--- Begin Given records ---
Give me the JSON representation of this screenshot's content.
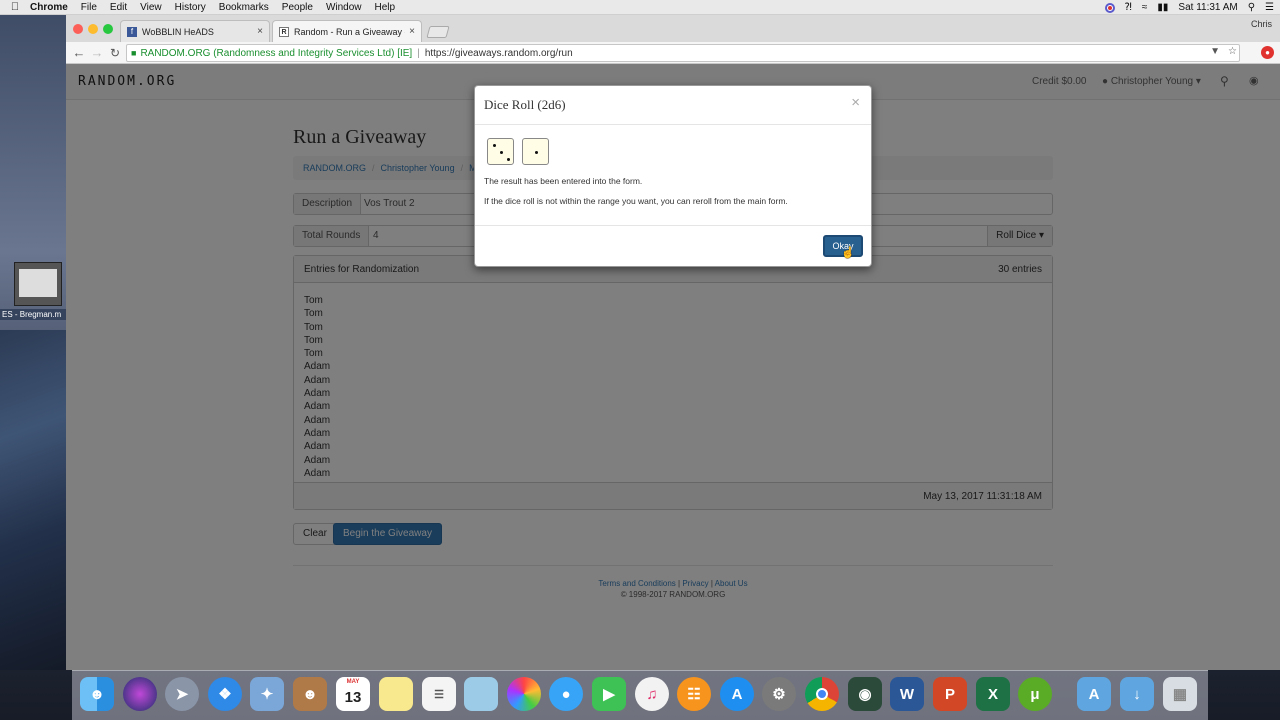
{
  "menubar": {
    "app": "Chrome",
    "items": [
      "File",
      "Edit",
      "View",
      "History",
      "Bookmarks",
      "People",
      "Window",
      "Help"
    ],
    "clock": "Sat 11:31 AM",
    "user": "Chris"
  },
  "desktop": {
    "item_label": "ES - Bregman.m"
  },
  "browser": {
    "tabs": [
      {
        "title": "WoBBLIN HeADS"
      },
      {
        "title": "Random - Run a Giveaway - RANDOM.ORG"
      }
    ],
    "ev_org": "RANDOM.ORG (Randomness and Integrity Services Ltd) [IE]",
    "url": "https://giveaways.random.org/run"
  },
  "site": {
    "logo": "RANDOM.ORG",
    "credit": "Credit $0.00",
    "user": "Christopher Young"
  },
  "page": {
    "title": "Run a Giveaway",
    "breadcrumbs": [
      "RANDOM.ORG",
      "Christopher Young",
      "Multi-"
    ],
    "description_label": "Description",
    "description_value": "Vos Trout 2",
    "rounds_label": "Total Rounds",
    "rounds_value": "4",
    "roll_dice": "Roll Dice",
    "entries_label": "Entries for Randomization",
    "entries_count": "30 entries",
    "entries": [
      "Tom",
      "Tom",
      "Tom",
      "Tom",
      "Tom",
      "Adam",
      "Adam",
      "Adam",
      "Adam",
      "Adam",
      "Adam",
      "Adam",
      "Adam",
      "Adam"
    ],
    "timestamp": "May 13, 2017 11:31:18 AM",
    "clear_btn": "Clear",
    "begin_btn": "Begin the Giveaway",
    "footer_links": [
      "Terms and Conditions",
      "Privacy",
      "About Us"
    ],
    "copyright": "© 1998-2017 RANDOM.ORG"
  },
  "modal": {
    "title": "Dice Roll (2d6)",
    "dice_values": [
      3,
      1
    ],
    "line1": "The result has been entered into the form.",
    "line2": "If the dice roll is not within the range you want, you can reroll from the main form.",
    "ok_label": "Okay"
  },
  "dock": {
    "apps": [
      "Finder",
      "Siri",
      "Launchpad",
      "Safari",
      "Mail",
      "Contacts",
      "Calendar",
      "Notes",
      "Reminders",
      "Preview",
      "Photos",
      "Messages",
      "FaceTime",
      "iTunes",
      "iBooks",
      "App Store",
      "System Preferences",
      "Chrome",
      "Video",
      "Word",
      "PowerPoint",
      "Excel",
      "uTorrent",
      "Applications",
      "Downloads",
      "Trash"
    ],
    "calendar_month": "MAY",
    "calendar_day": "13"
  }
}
--- End Given records ---
What is required
Quote every record above exactly, omitting any pictures they contain.

Answer to this exercise
Give me the JSON representation of this screenshot's content.
{
  "menubar": {
    "app": "Chrome",
    "items": [
      "File",
      "Edit",
      "View",
      "History",
      "Bookmarks",
      "People",
      "Window",
      "Help"
    ],
    "clock": "Sat 11:31 AM",
    "user": "Chris"
  },
  "desktop": {
    "item_label": "ES - Bregman.m"
  },
  "browser": {
    "tabs": [
      {
        "title": "WoBBLIN HeADS"
      },
      {
        "title": "Random - Run a Giveaway - RANDOM.ORG"
      }
    ],
    "ev_org": "RANDOM.ORG (Randomness and Integrity Services Ltd) [IE]",
    "url": "https://giveaways.random.org/run"
  },
  "site": {
    "logo": "RANDOM.ORG",
    "credit": "Credit $0.00",
    "user": "Christopher Young"
  },
  "page": {
    "title": "Run a Giveaway",
    "breadcrumbs": [
      "RANDOM.ORG",
      "Christopher Young",
      "Multi-"
    ],
    "description_label": "Description",
    "description_value": "Vos Trout 2",
    "rounds_label": "Total Rounds",
    "rounds_value": "4",
    "roll_dice": "Roll Dice",
    "entries_label": "Entries for Randomization",
    "entries_count": "30 entries",
    "entries": [
      "Tom",
      "Tom",
      "Tom",
      "Tom",
      "Tom",
      "Adam",
      "Adam",
      "Adam",
      "Adam",
      "Adam",
      "Adam",
      "Adam",
      "Adam",
      "Adam"
    ],
    "timestamp": "May 13, 2017 11:31:18 AM",
    "clear_btn": "Clear",
    "begin_btn": "Begin the Giveaway",
    "footer_links": [
      "Terms and Conditions",
      "Privacy",
      "About Us"
    ],
    "copyright": "© 1998-2017 RANDOM.ORG"
  },
  "modal": {
    "title": "Dice Roll (2d6)",
    "dice_values": [
      3,
      1
    ],
    "line1": "The result has been entered into the form.",
    "line2": "If the dice roll is not within the range you want, you can reroll from the main form.",
    "ok_label": "Okay"
  },
  "dock": {
    "apps": [
      "Finder",
      "Siri",
      "Launchpad",
      "Safari",
      "Mail",
      "Contacts",
      "Calendar",
      "Notes",
      "Reminders",
      "Preview",
      "Photos",
      "Messages",
      "FaceTime",
      "iTunes",
      "iBooks",
      "App Store",
      "System Preferences",
      "Chrome",
      "Video",
      "Word",
      "PowerPoint",
      "Excel",
      "uTorrent",
      "Applications",
      "Downloads",
      "Trash"
    ],
    "calendar_month": "MAY",
    "calendar_day": "13"
  }
}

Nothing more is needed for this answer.